— START Supplied records —
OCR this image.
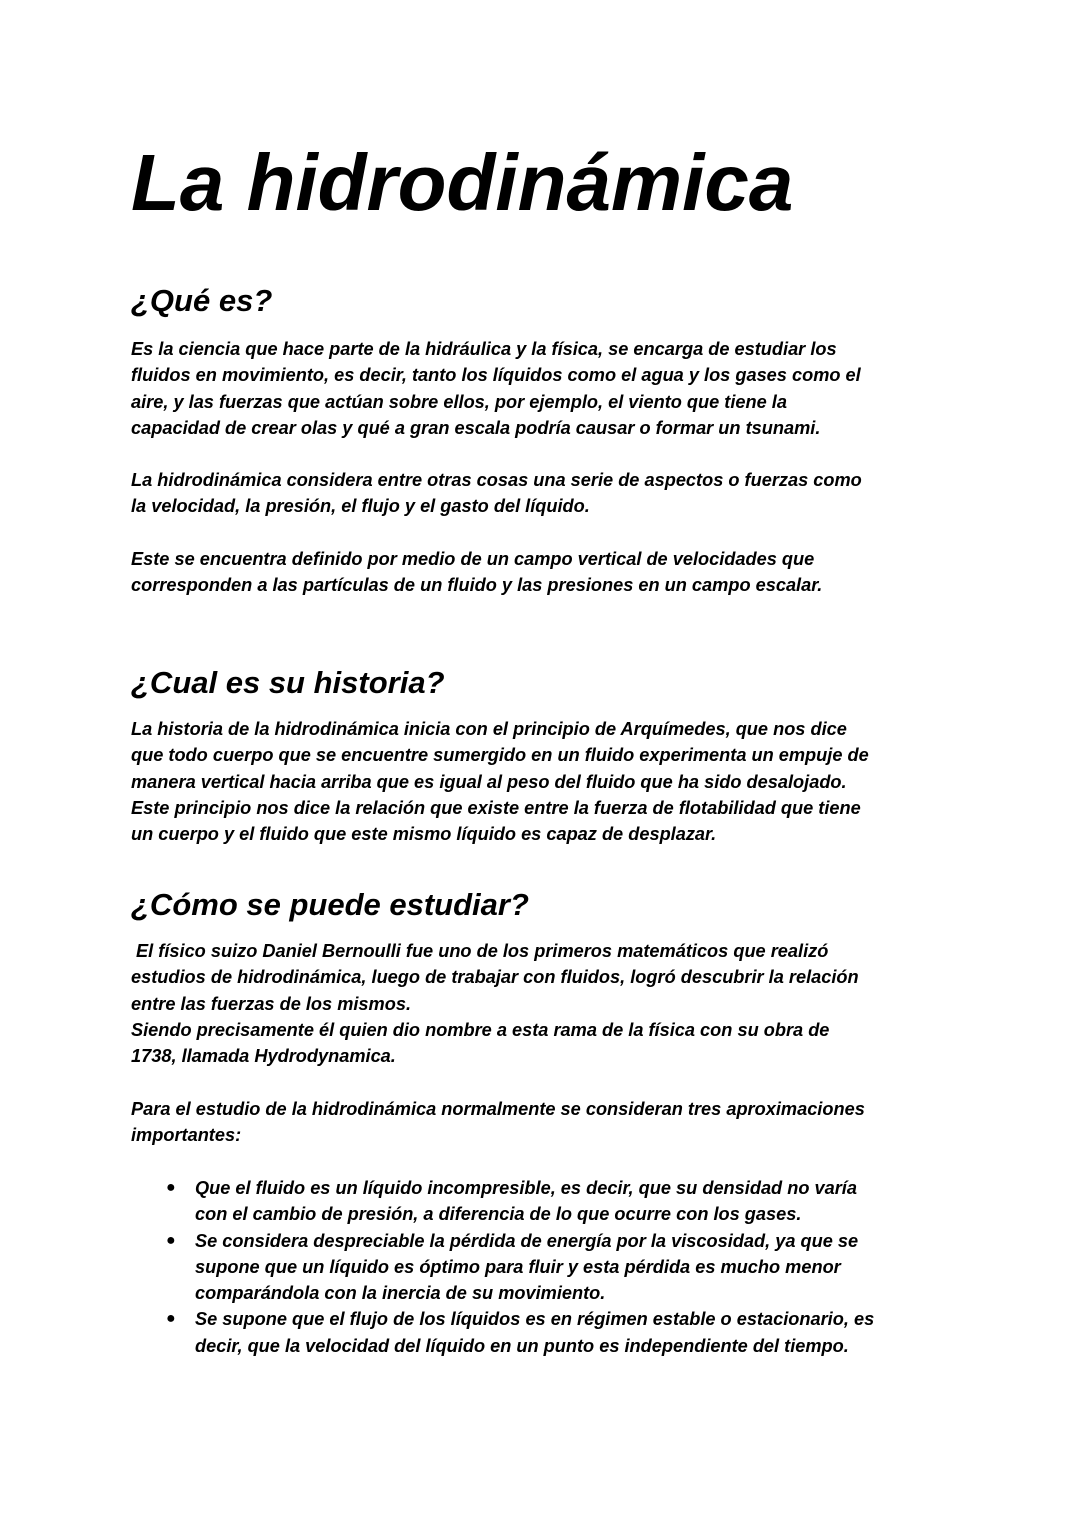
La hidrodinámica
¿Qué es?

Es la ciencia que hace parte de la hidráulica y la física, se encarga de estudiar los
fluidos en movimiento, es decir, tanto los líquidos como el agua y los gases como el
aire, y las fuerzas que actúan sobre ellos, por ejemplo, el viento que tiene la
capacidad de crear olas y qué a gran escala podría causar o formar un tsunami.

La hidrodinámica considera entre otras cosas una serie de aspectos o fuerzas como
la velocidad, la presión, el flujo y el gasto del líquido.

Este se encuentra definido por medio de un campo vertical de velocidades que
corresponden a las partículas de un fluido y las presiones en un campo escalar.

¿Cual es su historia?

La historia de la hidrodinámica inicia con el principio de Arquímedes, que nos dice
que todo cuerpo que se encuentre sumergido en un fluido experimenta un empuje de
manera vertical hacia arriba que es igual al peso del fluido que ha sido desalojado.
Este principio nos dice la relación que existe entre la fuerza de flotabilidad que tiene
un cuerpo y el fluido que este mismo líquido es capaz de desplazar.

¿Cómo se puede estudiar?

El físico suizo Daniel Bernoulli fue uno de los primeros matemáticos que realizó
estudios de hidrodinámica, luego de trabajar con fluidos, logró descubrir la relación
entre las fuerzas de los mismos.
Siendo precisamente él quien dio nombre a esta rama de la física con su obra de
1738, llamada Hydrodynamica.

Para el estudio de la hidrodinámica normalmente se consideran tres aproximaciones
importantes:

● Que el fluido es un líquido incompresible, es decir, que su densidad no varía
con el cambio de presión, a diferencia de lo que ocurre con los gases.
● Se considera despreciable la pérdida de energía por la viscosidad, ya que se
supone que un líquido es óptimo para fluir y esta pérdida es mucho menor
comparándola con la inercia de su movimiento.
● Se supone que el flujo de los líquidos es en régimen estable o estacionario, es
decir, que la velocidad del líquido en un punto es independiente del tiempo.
— END Supplied records —
— START Supplied records —
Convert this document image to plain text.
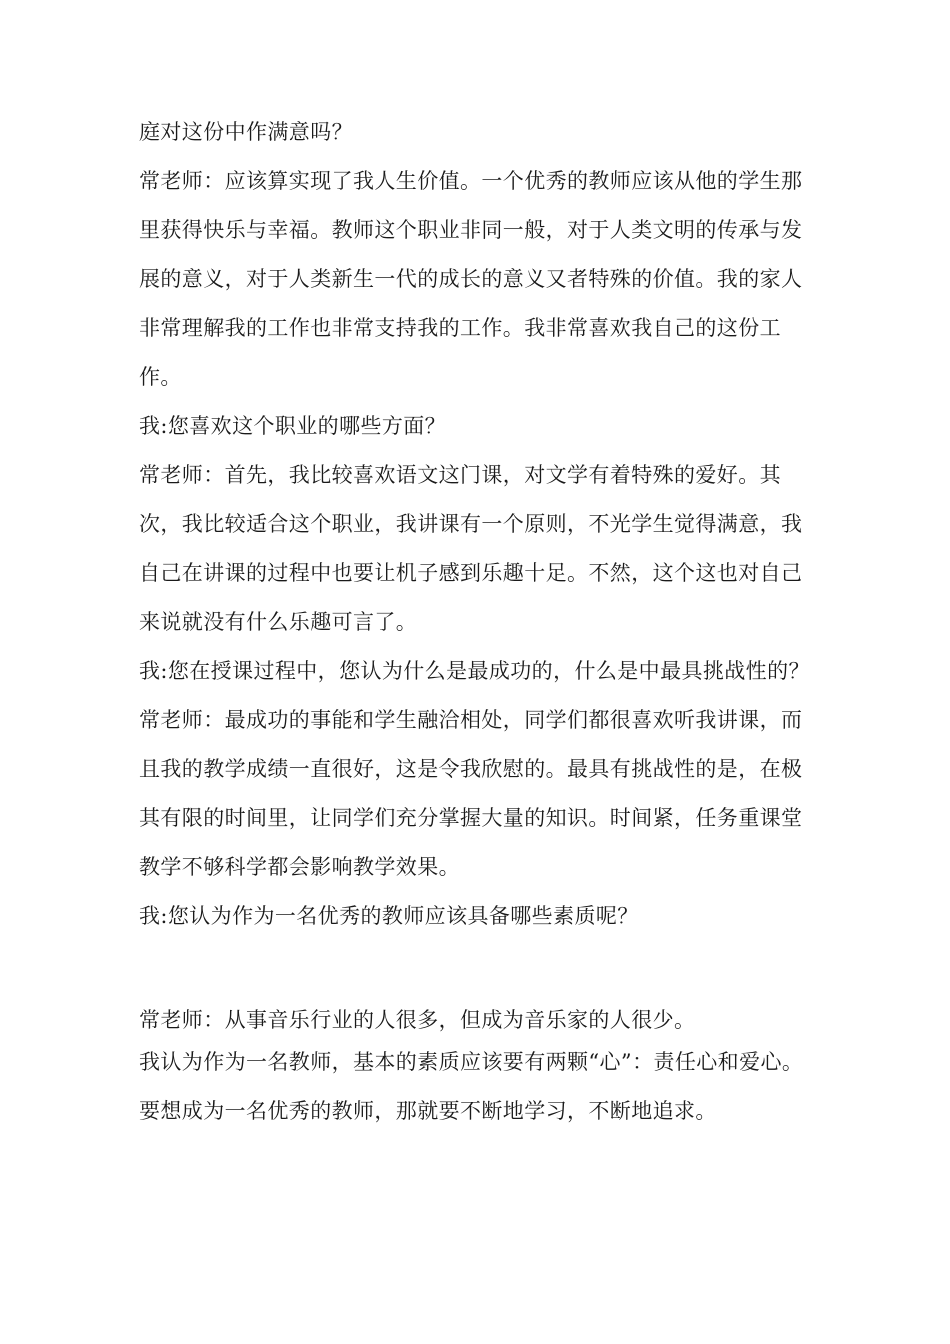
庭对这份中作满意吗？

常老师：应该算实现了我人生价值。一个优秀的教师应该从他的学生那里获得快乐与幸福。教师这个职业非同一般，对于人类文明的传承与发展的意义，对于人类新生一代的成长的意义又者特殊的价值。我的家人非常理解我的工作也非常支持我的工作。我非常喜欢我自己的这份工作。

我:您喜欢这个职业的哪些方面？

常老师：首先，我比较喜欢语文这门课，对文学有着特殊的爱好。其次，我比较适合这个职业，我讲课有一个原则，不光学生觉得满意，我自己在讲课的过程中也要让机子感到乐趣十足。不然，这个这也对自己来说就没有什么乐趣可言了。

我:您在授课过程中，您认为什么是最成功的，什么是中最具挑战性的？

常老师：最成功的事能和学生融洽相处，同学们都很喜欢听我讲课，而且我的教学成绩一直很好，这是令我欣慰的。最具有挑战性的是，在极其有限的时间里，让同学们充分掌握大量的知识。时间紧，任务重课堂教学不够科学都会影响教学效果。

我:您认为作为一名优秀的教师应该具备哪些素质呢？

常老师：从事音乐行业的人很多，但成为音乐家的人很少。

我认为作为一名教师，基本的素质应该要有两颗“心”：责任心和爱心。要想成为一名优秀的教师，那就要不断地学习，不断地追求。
— END Supplied records —
— START Supplied records —
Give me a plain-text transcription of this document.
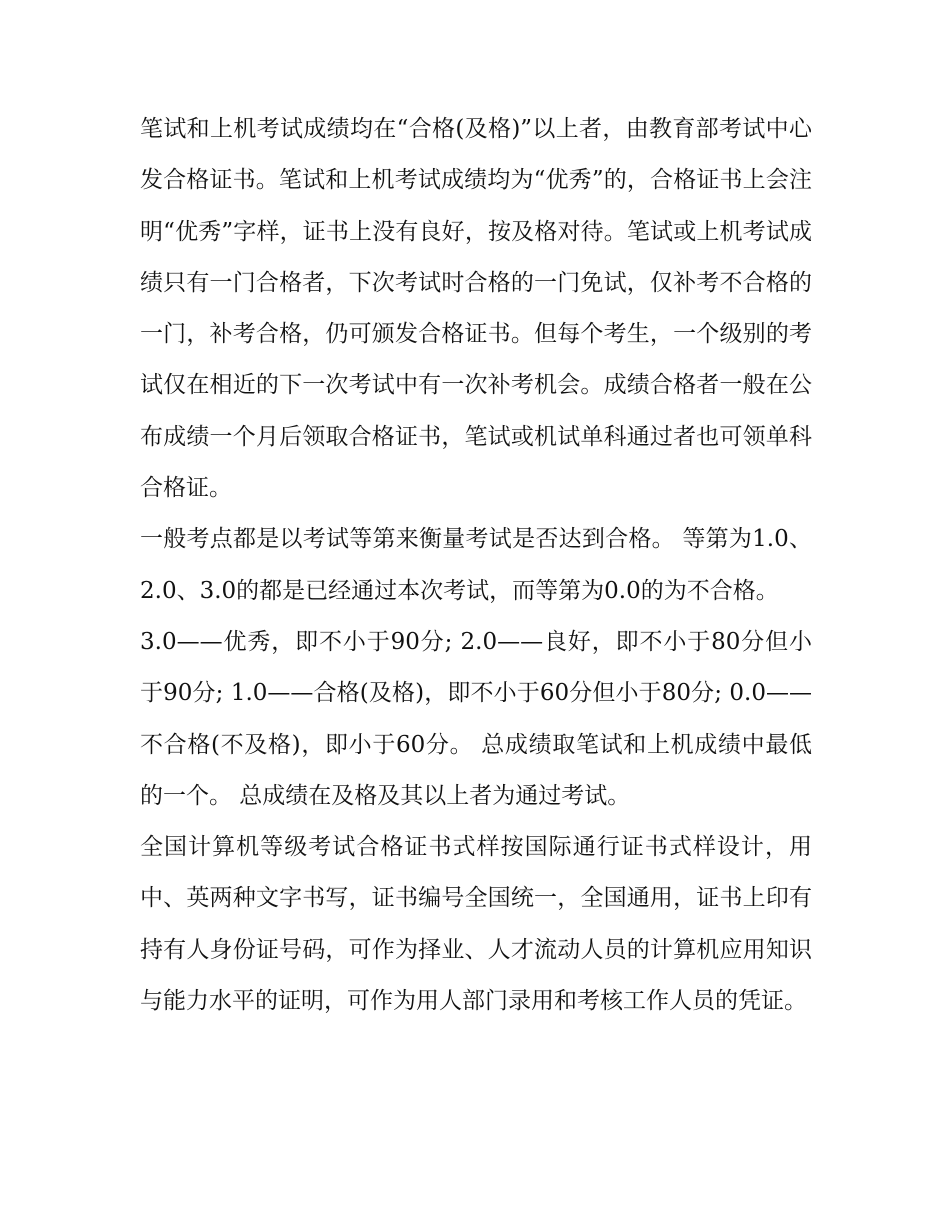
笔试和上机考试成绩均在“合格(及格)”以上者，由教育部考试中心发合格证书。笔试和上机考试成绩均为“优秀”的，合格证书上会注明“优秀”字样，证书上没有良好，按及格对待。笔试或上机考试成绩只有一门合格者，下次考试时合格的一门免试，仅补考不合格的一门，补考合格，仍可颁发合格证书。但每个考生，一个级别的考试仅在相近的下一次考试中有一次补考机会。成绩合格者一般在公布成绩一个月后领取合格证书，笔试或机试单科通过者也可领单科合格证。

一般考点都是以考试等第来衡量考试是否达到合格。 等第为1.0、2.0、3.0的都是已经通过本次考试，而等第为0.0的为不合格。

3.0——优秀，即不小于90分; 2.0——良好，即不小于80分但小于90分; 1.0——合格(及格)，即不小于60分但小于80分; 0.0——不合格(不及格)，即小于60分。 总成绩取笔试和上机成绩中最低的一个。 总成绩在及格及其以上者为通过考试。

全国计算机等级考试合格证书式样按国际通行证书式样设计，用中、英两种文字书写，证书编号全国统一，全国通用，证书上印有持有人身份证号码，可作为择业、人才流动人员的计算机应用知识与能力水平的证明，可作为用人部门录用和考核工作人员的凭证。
— END Supplied records —
Show every line of the listing in which the string "como" can be found.

fluidos en movimiento, es decir, tanto los líquidos como el agua y los gases como el
La hidrodinámica considera entre otras cosas una serie de aspectos o fuerzas como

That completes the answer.